** BEGIN **

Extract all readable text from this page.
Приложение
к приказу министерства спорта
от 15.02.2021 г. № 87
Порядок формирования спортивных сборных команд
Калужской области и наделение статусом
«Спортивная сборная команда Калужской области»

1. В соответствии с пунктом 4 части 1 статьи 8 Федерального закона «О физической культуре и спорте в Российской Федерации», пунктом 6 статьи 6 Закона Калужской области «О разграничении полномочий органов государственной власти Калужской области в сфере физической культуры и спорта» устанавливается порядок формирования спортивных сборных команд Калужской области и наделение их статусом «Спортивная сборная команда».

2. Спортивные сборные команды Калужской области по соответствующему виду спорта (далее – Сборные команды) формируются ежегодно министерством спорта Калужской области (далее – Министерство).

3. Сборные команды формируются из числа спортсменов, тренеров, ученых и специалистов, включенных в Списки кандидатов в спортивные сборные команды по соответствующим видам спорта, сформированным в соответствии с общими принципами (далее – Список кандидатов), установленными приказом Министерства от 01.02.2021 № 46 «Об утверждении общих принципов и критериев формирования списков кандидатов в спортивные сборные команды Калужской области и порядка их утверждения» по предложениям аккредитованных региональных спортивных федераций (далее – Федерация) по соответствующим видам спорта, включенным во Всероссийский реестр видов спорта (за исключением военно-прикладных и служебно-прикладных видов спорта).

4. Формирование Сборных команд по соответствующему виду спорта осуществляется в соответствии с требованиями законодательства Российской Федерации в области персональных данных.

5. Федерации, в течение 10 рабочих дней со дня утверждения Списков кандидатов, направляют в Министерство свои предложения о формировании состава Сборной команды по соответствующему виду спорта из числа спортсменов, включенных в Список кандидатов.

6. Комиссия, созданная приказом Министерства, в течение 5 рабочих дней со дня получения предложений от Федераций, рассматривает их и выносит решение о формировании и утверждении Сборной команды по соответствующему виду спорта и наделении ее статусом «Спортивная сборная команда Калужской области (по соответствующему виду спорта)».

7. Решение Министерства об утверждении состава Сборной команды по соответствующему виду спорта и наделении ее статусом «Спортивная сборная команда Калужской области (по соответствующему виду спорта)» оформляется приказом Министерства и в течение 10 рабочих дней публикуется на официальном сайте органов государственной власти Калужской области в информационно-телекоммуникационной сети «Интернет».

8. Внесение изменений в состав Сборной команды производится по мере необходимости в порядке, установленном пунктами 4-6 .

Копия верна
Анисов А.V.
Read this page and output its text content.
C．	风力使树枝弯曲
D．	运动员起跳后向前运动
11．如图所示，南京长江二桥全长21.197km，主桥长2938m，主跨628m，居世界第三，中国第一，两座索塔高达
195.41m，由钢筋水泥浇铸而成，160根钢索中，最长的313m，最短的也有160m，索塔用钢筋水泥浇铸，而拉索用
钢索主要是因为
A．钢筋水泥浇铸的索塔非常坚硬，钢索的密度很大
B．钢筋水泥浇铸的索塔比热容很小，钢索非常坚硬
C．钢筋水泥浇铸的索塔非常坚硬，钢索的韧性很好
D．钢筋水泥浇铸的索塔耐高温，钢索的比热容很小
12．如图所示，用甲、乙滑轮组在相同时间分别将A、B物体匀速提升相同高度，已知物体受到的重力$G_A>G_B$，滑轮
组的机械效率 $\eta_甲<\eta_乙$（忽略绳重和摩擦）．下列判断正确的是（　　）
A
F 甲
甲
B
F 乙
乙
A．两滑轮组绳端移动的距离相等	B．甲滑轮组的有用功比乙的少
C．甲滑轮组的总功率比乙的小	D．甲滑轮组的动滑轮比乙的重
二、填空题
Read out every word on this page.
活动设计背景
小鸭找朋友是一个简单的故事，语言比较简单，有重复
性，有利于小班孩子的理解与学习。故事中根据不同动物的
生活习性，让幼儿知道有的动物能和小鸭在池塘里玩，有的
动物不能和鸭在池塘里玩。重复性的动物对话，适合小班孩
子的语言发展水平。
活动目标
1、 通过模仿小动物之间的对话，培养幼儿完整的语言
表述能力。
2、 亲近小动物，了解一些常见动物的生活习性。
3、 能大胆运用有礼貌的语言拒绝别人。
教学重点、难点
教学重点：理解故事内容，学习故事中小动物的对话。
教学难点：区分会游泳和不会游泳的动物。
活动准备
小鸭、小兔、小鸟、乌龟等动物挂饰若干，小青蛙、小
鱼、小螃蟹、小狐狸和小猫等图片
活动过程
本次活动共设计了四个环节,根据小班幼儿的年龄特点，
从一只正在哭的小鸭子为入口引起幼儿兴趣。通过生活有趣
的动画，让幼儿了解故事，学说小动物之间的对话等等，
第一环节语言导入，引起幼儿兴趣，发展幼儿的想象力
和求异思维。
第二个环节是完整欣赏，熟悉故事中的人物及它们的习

** END **

▶ _Task prompt_
Locate "Read this page and output its text content." in the material, then quote the line that contains it and all lines after it through the final one.

▶ _Task result_
Read this page and output its text content.
C．	风力使树枝弯曲
D．	运动员起跳后向前运动
11．如图所示，南京长江二桥全长21.197km，主桥长2938m，主跨628m，居世界第三，中国第一，两座索塔高达
195.41m，由钢筋水泥浇铸而成，160根钢索中，最长的313m，最短的也有160m，索塔用钢筋水泥浇铸，而拉索用
钢索主要是因为
A．钢筋水泥浇铸的索塔非常坚硬，钢索的密度很大
B．钢筋水泥浇铸的索塔比热容很小，钢索非常坚硬
C．钢筋水泥浇铸的索塔非常坚硬，钢索的韧性很好
D．钢筋水泥浇铸的索塔耐高温，钢索的比热容很小
12．如图所示，用甲、乙滑轮组在相同时间分别将A、B物体匀速提升相同高度，已知物体受到的重力$G_A>G_B$，滑轮
组的机械效率 $\eta_甲<\eta_乙$（忽略绳重和摩擦）．下列判断正确的是（　　）
A
F 甲
甲
B
F 乙
乙
A．两滑轮组绳端移动的距离相等	B．甲滑轮组的有用功比乙的少
C．甲滑轮组的总功率比乙的小	D．甲滑轮组的动滑轮比乙的重
二、填空题
Read out every word on this page.
活动设计背景
小鸭找朋友是一个简单的故事，语言比较简单，有重复
性，有利于小班孩子的理解与学习。故事中根据不同动物的
生活习性，让幼儿知道有的动物能和小鸭在池塘里玩，有的
动物不能和鸭在池塘里玩。重复性的动物对话，适合小班孩
子的语言发展水平。
活动目标
1、 通过模仿小动物之间的对话，培养幼儿完整的语言
表述能力。
2、 亲近小动物，了解一些常见动物的生活习性。
3、 能大胆运用有礼貌的语言拒绝别人。
教学重点、难点
教学重点：理解故事内容，学习故事中小动物的对话。
教学难点：区分会游泳和不会游泳的动物。
活动准备
小鸭、小兔、小鸟、乌龟等动物挂饰若干，小青蛙、小
鱼、小螃蟹、小狐狸和小猫等图片
活动过程
本次活动共设计了四个环节,根据小班幼儿的年龄特点，
从一只正在哭的小鸭子为入口引起幼儿兴趣。通过生活有趣
的动画，让幼儿了解故事，学说小动物之间的对话等等，
第一环节语言导入，引起幼儿兴趣，发展幼儿的想象力
和求异思维。
第二个环节是完整欣赏，熟悉故事中的人物及它们的习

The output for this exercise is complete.